_RECORDS FOR THE EXERCISE_:
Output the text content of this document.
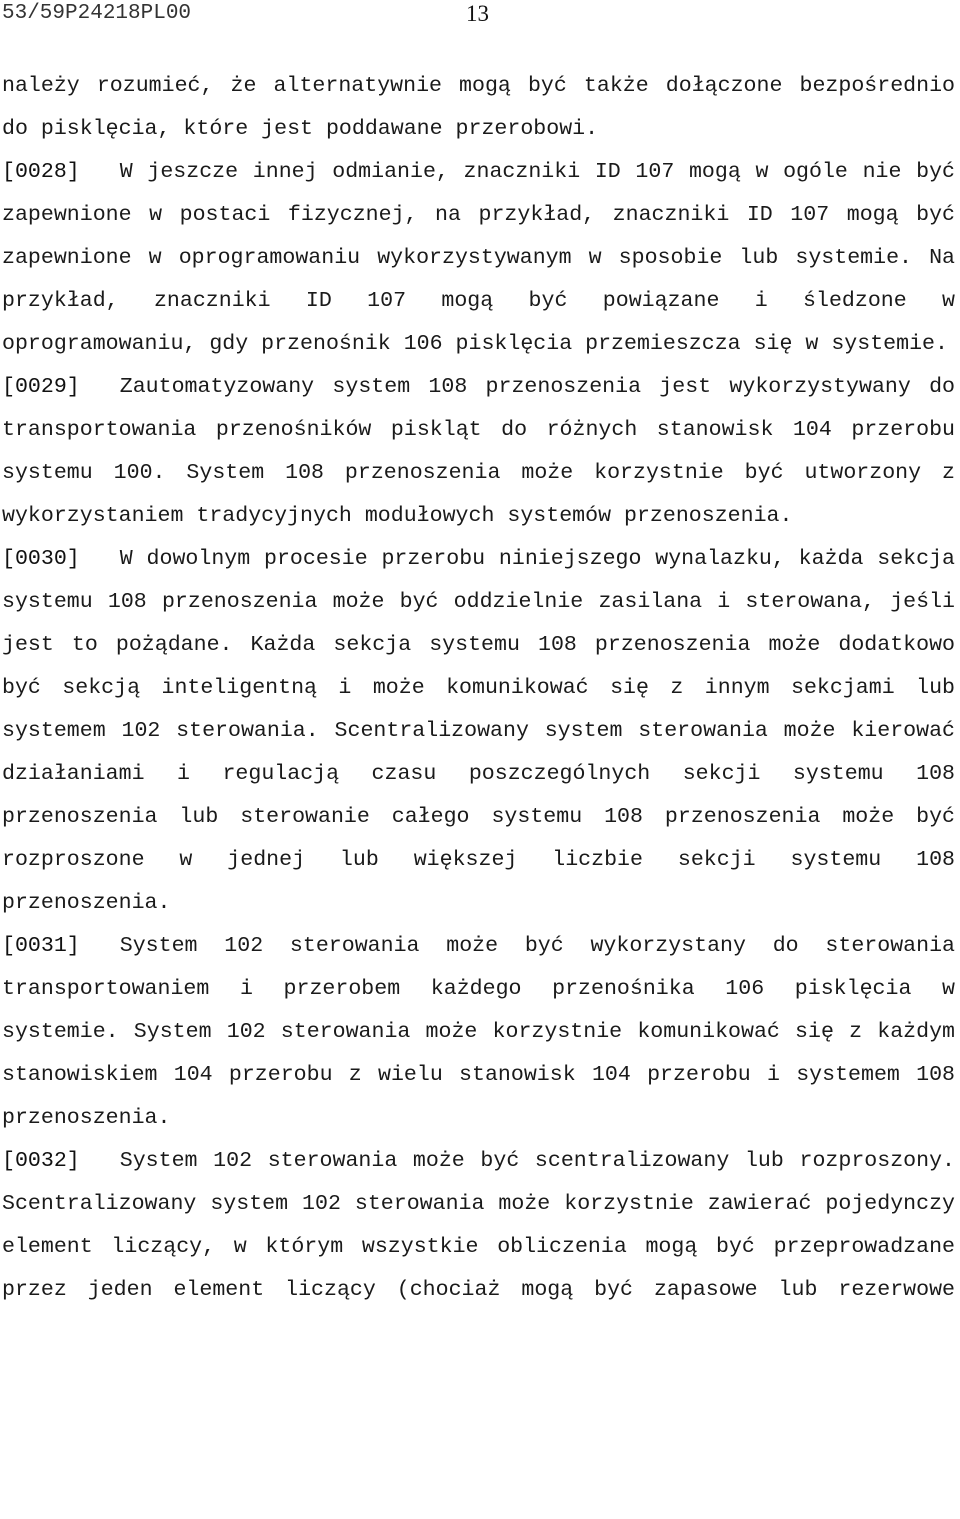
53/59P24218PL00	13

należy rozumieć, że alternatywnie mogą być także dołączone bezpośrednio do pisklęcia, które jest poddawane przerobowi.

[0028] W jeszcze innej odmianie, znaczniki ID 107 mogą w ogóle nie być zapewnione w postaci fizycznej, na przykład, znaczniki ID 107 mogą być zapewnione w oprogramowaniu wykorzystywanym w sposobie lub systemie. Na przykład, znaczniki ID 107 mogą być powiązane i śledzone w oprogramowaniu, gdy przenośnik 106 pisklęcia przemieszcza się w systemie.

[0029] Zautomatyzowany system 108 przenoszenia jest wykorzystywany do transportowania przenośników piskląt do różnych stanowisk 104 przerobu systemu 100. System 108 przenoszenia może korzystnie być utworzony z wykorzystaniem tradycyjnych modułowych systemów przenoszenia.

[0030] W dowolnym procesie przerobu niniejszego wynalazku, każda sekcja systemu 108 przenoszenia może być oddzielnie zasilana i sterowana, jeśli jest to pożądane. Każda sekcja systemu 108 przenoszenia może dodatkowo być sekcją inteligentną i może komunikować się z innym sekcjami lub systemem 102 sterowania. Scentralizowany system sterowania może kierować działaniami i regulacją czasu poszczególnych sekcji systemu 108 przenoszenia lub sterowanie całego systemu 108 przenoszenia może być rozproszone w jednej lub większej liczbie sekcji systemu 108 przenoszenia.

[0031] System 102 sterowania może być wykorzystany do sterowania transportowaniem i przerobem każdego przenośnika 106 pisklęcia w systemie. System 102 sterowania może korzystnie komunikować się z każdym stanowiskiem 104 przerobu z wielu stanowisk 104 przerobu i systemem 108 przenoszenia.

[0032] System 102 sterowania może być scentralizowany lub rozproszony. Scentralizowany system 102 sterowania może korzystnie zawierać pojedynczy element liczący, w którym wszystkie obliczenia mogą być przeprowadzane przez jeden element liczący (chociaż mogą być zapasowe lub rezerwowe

_WORK TO COMPLETE_:
Set down every record once more, word for word, without pictures.

_FULL SOLUTION_:
Output the text content of this document.
53/59P24218PL00	13

należy rozumieć, że alternatywnie mogą być także dołączone bezpośrednio do pisklęcia, które jest poddawane przerobowi.

[0028] W jeszcze innej odmianie, znaczniki ID 107 mogą w ogóle nie być zapewnione w postaci fizycznej, na przykład, znaczniki ID 107 mogą być zapewnione w oprogramowaniu wykorzystywanym w sposobie lub systemie. Na przykład, znaczniki ID 107 mogą być powiązane i śledzone w oprogramowaniu, gdy przenośnik 106 pisklęcia przemieszcza się w systemie.

[0029] Zautomatyzowany system 108 przenoszenia jest wykorzystywany do transportowania przenośników piskląt do różnych stanowisk 104 przerobu systemu 100. System 108 przenoszenia może korzystnie być utworzony z wykorzystaniem tradycyjnych modułowych systemów przenoszenia.

[0030] W dowolnym procesie przerobu niniejszego wynalazku, każda sekcja systemu 108 przenoszenia może być oddzielnie zasilana i sterowana, jeśli jest to pożądane. Każda sekcja systemu 108 przenoszenia może dodatkowo być sekcją inteligentną i może komunikować się z innym sekcjami lub systemem 102 sterowania. Scentralizowany system sterowania może kierować działaniami i regulacją czasu poszczególnych sekcji systemu 108 przenoszenia lub sterowanie całego systemu 108 przenoszenia może być rozproszone w jednej lub większej liczbie sekcji systemu 108 przenoszenia.

[0031] System 102 sterowania może być wykorzystany do sterowania transportowaniem i przerobem każdego przenośnika 106 pisklęcia w systemie. System 102 sterowania może korzystnie komunikować się z każdym stanowiskiem 104 przerobu z wielu stanowisk 104 przerobu i systemem 108 przenoszenia.

[0032] System 102 sterowania może być scentralizowany lub rozproszony. Scentralizowany system 102 sterowania może korzystnie zawierać pojedynczy element liczący, w którym wszystkie obliczenia mogą być przeprowadzane przez jeden element liczący (chociaż mogą być zapasowe lub rezerwowe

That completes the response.